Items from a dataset

--------------------------------

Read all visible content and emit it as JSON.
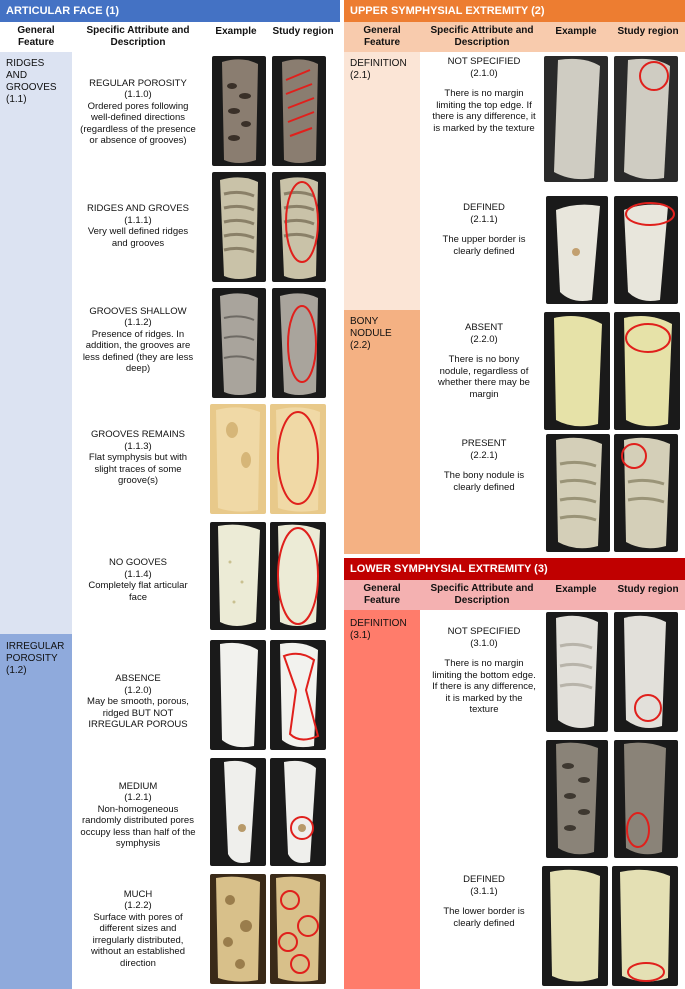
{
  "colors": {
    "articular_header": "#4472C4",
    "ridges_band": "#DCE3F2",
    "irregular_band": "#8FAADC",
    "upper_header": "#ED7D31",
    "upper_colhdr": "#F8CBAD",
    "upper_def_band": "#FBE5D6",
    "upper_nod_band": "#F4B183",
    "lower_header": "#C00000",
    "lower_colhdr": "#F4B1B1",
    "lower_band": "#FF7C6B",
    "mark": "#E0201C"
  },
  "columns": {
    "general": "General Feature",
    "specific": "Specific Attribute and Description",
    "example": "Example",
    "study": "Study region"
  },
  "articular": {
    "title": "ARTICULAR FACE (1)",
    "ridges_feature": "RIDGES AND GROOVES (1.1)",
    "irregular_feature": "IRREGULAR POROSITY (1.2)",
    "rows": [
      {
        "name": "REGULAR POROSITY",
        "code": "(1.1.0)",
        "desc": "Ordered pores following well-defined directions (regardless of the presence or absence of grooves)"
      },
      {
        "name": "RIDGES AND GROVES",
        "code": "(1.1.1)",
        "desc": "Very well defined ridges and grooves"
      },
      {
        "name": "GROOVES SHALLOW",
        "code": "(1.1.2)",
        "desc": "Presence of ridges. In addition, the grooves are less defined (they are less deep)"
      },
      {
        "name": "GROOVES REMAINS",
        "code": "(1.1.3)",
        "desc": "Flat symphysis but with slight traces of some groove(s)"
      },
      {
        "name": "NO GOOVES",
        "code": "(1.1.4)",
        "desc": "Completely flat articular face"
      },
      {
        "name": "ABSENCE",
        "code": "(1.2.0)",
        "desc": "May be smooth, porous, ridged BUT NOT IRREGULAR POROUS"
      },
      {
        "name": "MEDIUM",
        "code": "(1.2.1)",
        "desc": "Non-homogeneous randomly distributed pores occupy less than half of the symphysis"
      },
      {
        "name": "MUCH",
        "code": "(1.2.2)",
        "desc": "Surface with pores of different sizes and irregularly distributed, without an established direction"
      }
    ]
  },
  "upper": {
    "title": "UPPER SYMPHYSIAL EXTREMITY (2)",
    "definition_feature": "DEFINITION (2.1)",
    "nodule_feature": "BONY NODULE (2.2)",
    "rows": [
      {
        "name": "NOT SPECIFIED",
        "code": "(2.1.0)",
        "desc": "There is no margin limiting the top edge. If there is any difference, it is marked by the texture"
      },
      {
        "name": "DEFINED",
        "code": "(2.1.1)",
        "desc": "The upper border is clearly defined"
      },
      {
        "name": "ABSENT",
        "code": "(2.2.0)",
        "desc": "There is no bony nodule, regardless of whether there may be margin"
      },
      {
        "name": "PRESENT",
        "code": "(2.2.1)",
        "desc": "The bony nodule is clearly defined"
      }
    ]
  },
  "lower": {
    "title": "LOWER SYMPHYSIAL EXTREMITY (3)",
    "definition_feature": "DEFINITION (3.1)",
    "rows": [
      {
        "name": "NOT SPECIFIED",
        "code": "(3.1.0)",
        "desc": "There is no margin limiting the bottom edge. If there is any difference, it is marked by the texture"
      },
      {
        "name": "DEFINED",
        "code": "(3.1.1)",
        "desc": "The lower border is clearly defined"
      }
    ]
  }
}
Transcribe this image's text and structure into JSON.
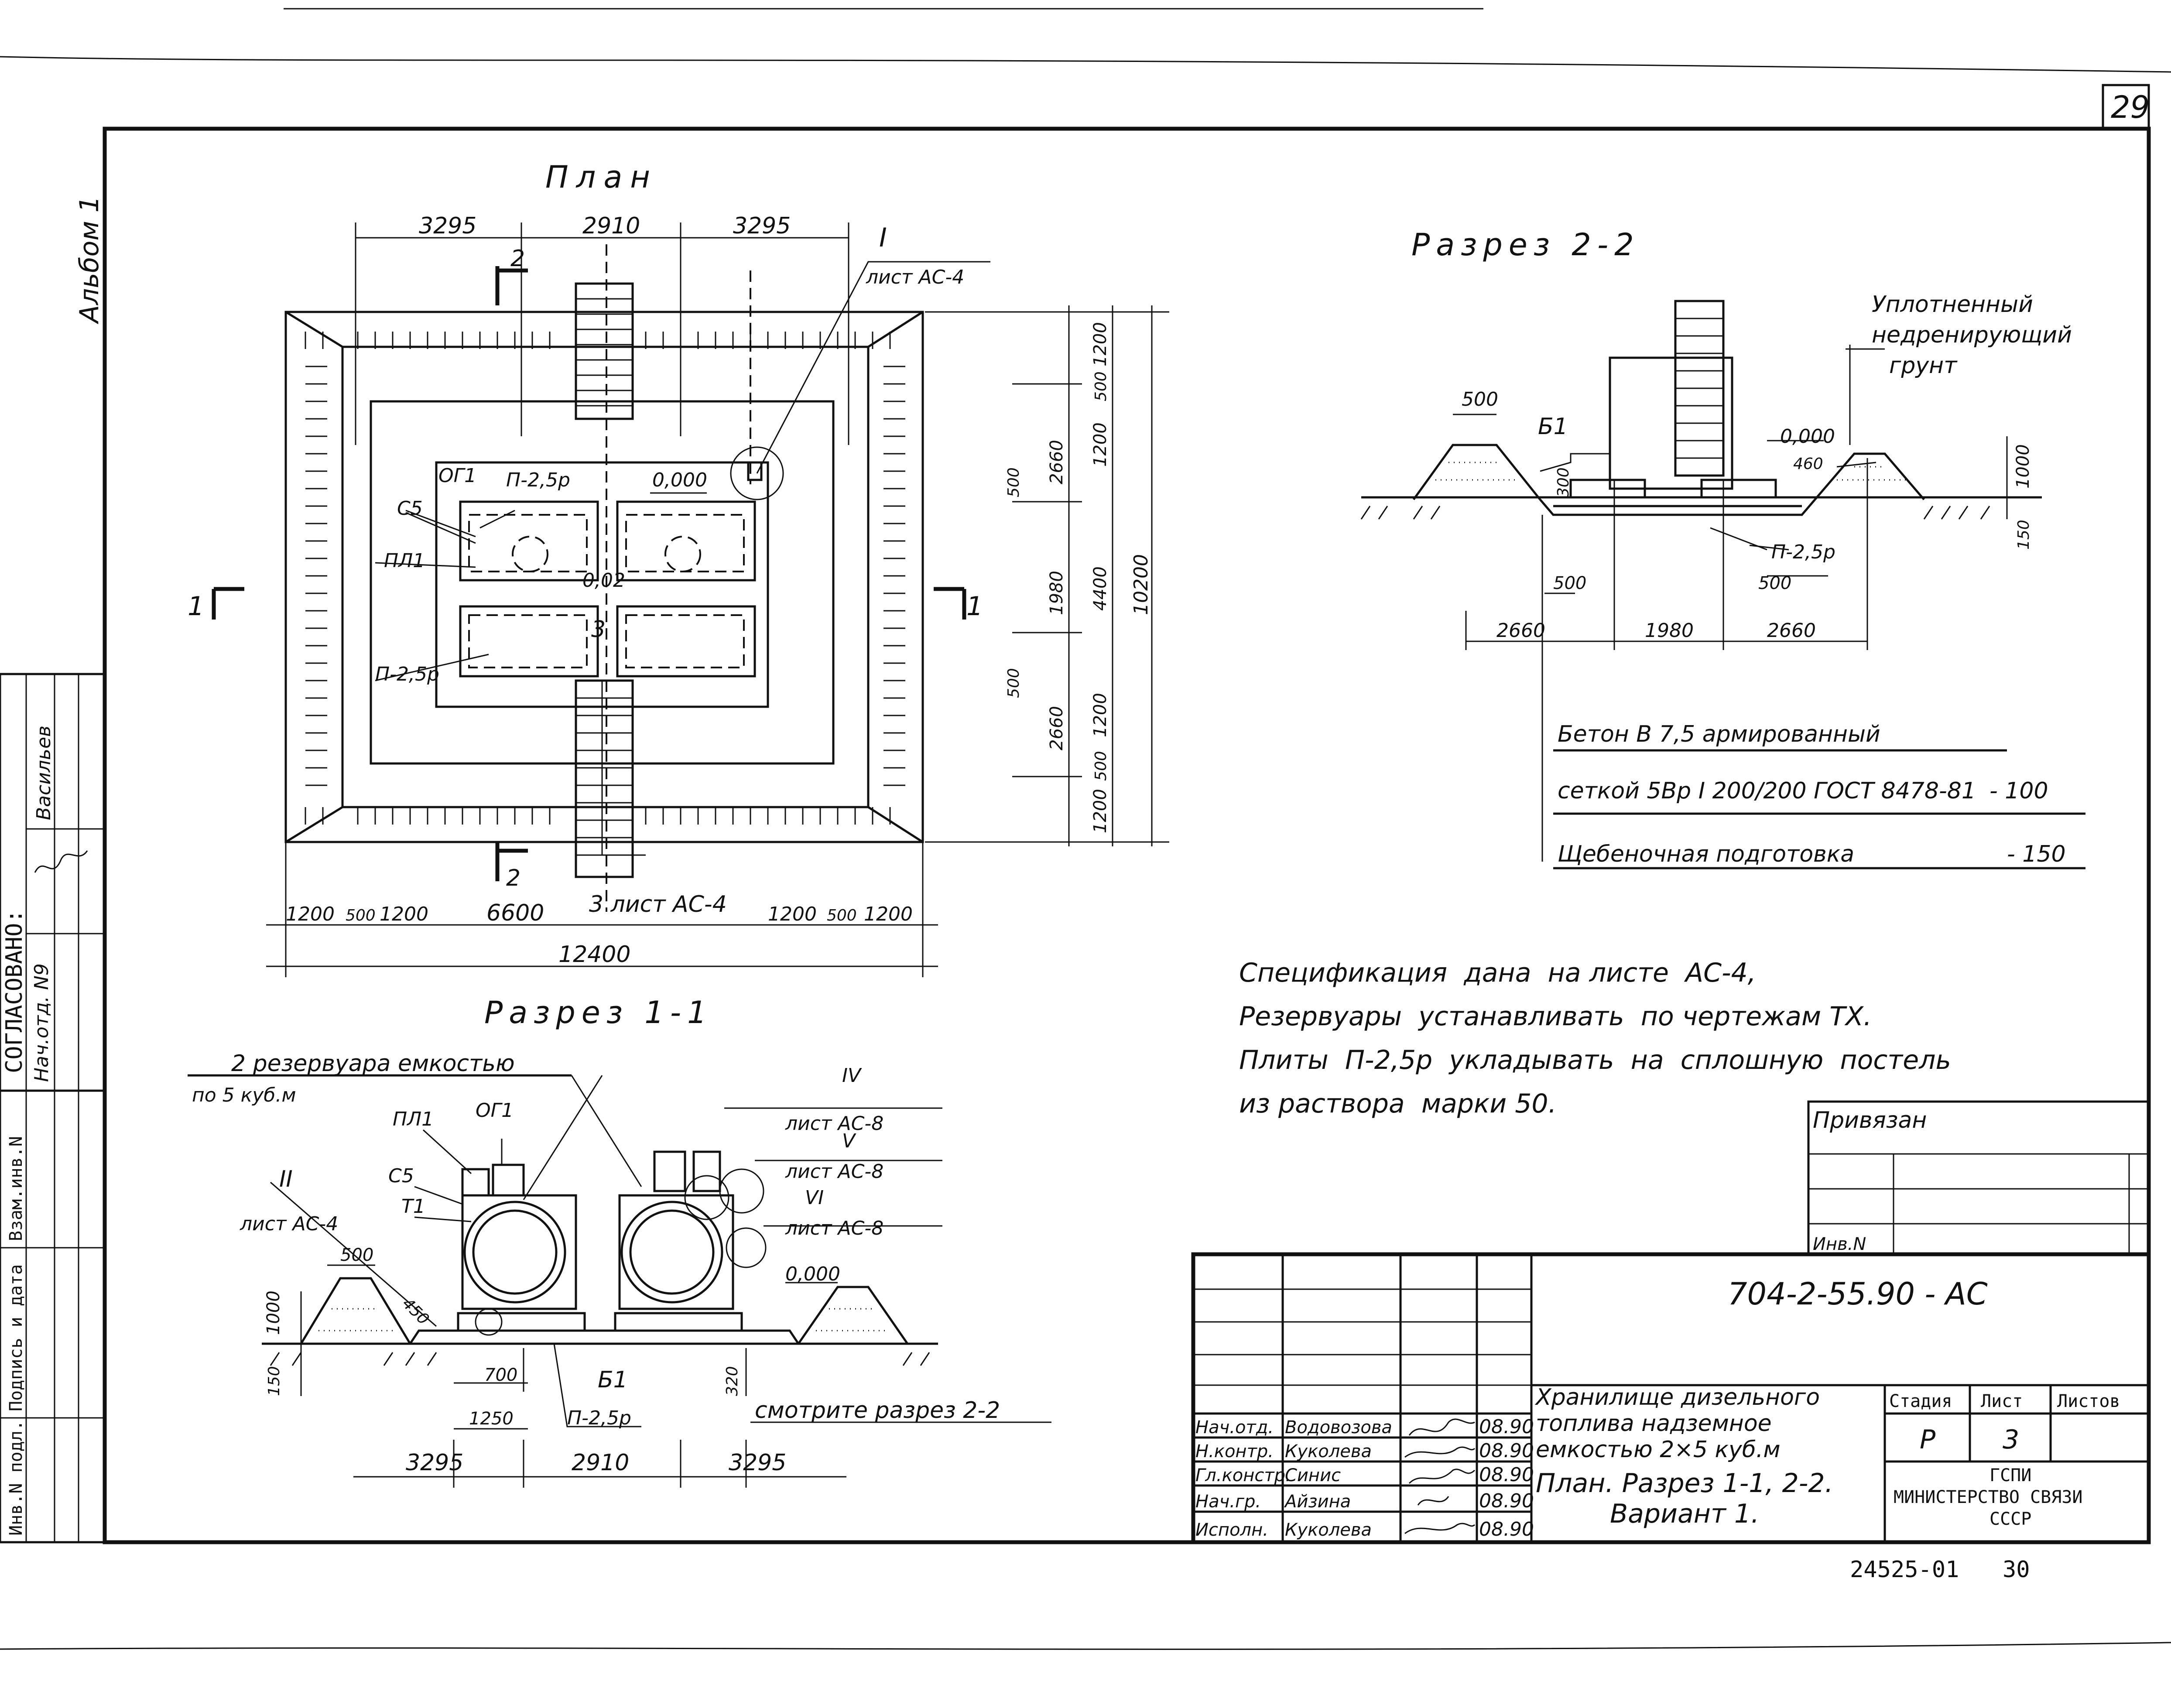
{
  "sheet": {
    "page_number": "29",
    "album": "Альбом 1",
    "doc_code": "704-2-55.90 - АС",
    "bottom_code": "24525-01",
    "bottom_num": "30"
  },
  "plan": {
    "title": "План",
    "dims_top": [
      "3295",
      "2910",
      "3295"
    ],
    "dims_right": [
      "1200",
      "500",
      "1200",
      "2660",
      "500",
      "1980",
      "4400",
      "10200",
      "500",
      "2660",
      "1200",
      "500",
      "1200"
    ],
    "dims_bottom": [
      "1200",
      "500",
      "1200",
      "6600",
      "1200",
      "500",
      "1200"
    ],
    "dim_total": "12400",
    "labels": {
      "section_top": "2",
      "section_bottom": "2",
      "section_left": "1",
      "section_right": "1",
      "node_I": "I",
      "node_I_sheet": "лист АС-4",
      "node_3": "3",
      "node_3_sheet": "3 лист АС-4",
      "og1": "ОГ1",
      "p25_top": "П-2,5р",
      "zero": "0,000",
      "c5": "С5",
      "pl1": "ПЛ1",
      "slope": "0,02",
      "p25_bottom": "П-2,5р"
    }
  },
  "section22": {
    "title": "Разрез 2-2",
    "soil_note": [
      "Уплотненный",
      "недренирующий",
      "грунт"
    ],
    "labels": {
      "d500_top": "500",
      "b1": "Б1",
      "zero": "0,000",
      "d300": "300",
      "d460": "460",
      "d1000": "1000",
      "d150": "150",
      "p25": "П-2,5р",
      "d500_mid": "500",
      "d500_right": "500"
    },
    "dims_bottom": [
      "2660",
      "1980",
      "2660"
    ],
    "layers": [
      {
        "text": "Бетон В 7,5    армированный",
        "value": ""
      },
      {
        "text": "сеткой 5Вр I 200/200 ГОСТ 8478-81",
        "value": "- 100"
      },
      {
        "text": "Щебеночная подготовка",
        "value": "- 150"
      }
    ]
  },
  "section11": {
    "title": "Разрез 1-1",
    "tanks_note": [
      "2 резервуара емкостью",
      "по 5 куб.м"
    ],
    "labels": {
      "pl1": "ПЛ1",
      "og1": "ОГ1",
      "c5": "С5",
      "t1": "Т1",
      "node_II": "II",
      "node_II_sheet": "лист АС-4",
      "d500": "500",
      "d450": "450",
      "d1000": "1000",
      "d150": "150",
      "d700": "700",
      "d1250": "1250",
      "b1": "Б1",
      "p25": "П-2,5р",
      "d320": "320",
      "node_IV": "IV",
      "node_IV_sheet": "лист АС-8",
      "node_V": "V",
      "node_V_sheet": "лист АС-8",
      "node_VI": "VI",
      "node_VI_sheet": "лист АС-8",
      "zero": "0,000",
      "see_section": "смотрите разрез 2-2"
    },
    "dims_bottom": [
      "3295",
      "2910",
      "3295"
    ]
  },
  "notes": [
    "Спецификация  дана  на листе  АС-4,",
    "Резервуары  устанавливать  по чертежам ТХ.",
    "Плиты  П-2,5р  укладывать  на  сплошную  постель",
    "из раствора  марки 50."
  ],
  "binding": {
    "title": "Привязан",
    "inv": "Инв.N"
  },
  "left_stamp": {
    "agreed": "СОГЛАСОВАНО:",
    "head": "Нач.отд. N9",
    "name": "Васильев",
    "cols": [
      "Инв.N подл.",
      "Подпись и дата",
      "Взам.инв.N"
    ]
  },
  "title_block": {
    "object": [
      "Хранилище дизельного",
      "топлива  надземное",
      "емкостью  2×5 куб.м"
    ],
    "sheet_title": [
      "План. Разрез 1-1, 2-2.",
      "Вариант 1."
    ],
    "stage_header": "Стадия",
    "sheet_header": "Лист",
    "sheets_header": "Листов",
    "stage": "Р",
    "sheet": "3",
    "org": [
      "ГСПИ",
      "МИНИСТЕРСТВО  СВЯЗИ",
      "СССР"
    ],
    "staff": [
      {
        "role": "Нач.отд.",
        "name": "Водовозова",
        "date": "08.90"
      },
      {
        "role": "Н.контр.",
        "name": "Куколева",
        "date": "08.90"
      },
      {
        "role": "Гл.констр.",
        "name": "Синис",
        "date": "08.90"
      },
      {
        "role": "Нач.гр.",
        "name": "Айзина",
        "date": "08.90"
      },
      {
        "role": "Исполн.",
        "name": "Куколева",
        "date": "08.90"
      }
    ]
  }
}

--------------------------------

* _PROBLEM STATEMENT_
Repeat the entries exactly. Pictures are excluded from the copy.

* _WRITTEN REPLY_
Read all visible content and emit it as JSON.
{
  "colors": {
    "articular_header": "#4472C4",
    "ridges_band": "#DCE3F2",
    "irregular_band": "#8FAADC",
    "upper_header": "#ED7D31",
    "upper_colhdr": "#F8CBAD",
    "upper_def_band": "#FBE5D6",
    "upper_nod_band": "#F4B183",
    "lower_header": "#C00000",
    "lower_colhdr": "#F4B1B1",
    "lower_band": "#FF7C6B",
    "mark": "#E0201C"
  },
  "columns": {
    "general": "General Feature",
    "specific": "Specific Attribute and Description",
    "example": "Example",
    "study": "Study region"
  },
  "articular": {
    "title": "ARTICULAR FACE (1)",
    "ridges_feature": "RIDGES AND GROOVES (1.1)",
    "irregular_feature": "IRREGULAR POROSITY (1.2)",
    "rows": [
      {
        "name": "REGULAR POROSITY",
        "code": "(1.1.0)",
        "desc": "Ordered pores following well-defined directions (regardless of the presence or absence of grooves)"
      },
      {
        "name": "RIDGES AND GROVES",
        "code": "(1.1.1)",
        "desc": "Very well defined ridges and grooves"
      },
      {
        "name": "GROOVES SHALLOW",
        "code": "(1.1.2)",
        "desc": "Presence of ridges. In addition, the grooves are less defined (they are less deep)"
      },
      {
        "name": "GROOVES REMAINS",
        "code": "(1.1.3)",
        "desc": "Flat symphysis but with slight traces of some groove(s)"
      },
      {
        "name": "NO GOOVES",
        "code": "(1.1.4)",
        "desc": "Completely flat articular face"
      },
      {
        "name": "ABSENCE",
        "code": "(1.2.0)",
        "desc": "May be smooth, porous, ridged BUT NOT IRREGULAR POROUS"
      },
      {
        "name": "MEDIUM",
        "code": "(1.2.1)",
        "desc": "Non-homogeneous randomly distributed pores occupy less than half of the symphysis"
      },
      {
        "name": "MUCH",
        "code": "(1.2.2)",
        "desc": "Surface with pores of different sizes and irregularly distributed, without an established direction"
      }
    ]
  },
  "upper": {
    "title": "UPPER SYMPHYSIAL EXTREMITY (2)",
    "definition_feature": "DEFINITION (2.1)",
    "nodule_feature": "BONY NODULE (2.2)",
    "rows": [
      {
        "name": "NOT SPECIFIED",
        "code": "(2.1.0)",
        "desc": "There is no margin limiting the top edge. If there is any difference, it is marked by the texture"
      },
      {
        "name": "DEFINED",
        "code": "(2.1.1)",
        "desc": "The upper border is clearly defined"
      },
      {
        "name": "ABSENT",
        "code": "(2.2.0)",
        "desc": "There is no bony nodule, regardless of whether there may be margin"
      },
      {
        "name": "PRESENT",
        "code": "(2.2.1)",
        "desc": "The bony nodule is clearly defined"
      }
    ]
  },
  "lower": {
    "title": "LOWER SYMPHYSIAL EXTREMITY (3)",
    "definition_feature": "DEFINITION (3.1)",
    "rows": [
      {
        "name": "NOT SPECIFIED",
        "code": "(3.1.0)",
        "desc": "There is no margin limiting the bottom edge. If there is any difference, it is marked by the texture"
      },
      {
        "name": "DEFINED",
        "code": "(3.1.1)",
        "desc": "The lower border is clearly defined"
      }
    ]
  }
}
Transcribe this image's text and structure into JSON.
{
  "sheet": {
    "page_number": "29",
    "album": "Альбом 1",
    "doc_code": "704-2-55.90 - АС",
    "bottom_code": "24525-01",
    "bottom_num": "30"
  },
  "plan": {
    "title": "План",
    "dims_top": [
      "3295",
      "2910",
      "3295"
    ],
    "dims_right": [
      "1200",
      "500",
      "1200",
      "2660",
      "500",
      "1980",
      "4400",
      "10200",
      "500",
      "2660",
      "1200",
      "500",
      "1200"
    ],
    "dims_bottom": [
      "1200",
      "500",
      "1200",
      "6600",
      "1200",
      "500",
      "1200"
    ],
    "dim_total": "12400",
    "labels": {
      "section_top": "2",
      "section_bottom": "2",
      "section_left": "1",
      "section_right": "1",
      "node_I": "I",
      "node_I_sheet": "лист АС-4",
      "node_3": "3",
      "node_3_sheet": "3 лист АС-4",
      "og1": "ОГ1",
      "p25_top": "П-2,5р",
      "zero": "0,000",
      "c5": "С5",
      "pl1": "ПЛ1",
      "slope": "0,02",
      "p25_bottom": "П-2,5р"
    }
  },
  "section22": {
    "title": "Разрез 2-2",
    "soil_note": [
      "Уплотненный",
      "недренирующий",
      "грунт"
    ],
    "labels": {
      "d500_top": "500",
      "b1": "Б1",
      "zero": "0,000",
      "d300": "300",
      "d460": "460",
      "d1000": "1000",
      "d150": "150",
      "p25": "П-2,5р",
      "d500_mid": "500",
      "d500_right": "500"
    },
    "dims_bottom": [
      "2660",
      "1980",
      "2660"
    ],
    "layers": [
      {
        "text": "Бетон В 7,5    армированный",
        "value": ""
      },
      {
        "text": "сеткой 5Вр I 200/200 ГОСТ 8478-81",
        "value": "- 100"
      },
      {
        "text": "Щебеночная подготовка",
        "value": "- 150"
      }
    ]
  },
  "section11": {
    "title": "Разрез 1-1",
    "tanks_note": [
      "2 резервуара емкостью",
      "по 5 куб.м"
    ],
    "labels": {
      "pl1": "ПЛ1",
      "og1": "ОГ1",
      "c5": "С5",
      "t1": "Т1",
      "node_II": "II",
      "node_II_sheet": "лист АС-4",
      "d500": "500",
      "d450": "450",
      "d1000": "1000",
      "d150": "150",
      "d700": "700",
      "d1250": "1250",
      "b1": "Б1",
      "p25": "П-2,5р",
      "d320": "320",
      "node_IV": "IV",
      "node_IV_sheet": "лист АС-8",
      "node_V": "V",
      "node_V_sheet": "лист АС-8",
      "node_VI": "VI",
      "node_VI_sheet": "лист АС-8",
      "zero": "0,000",
      "see_section": "смотрите разрез 2-2"
    },
    "dims_bottom": [
      "3295",
      "2910",
      "3295"
    ]
  },
  "notes": [
    "Спецификация  дана  на листе  АС-4,",
    "Резервуары  устанавливать  по чертежам ТХ.",
    "Плиты  П-2,5р  укладывать  на  сплошную  постель",
    "из раствора  марки 50."
  ],
  "binding": {
    "title": "Привязан",
    "inv": "Инв.N"
  },
  "left_stamp": {
    "agreed": "СОГЛАСОВАНО:",
    "head": "Нач.отд. N9",
    "name": "Васильев",
    "cols": [
      "Инв.N подл.",
      "Подпись и дата",
      "Взам.инв.N"
    ]
  },
  "title_block": {
    "object": [
      "Хранилище дизельного",
      "топлива  надземное",
      "емкостью  2×5 куб.м"
    ],
    "sheet_title": [
      "План. Разрез 1-1, 2-2.",
      "Вариант 1."
    ],
    "stage_header": "Стадия",
    "sheet_header": "Лист",
    "sheets_header": "Листов",
    "stage": "Р",
    "sheet": "3",
    "org": [
      "ГСПИ",
      "МИНИСТЕРСТВО  СВЯЗИ",
      "СССР"
    ],
    "staff": [
      {
        "role": "Нач.отд.",
        "name": "Водовозова",
        "date": "08.90"
      },
      {
        "role": "Н.контр.",
        "name": "Куколева",
        "date": "08.90"
      },
      {
        "role": "Гл.констр.",
        "name": "Синис",
        "date": "08.90"
      },
      {
        "role": "Нач.гр.",
        "name": "Айзина",
        "date": "08.90"
      },
      {
        "role": "Исполн.",
        "name": "Куколева",
        "date": "08.90"
      }
    ]
  }
}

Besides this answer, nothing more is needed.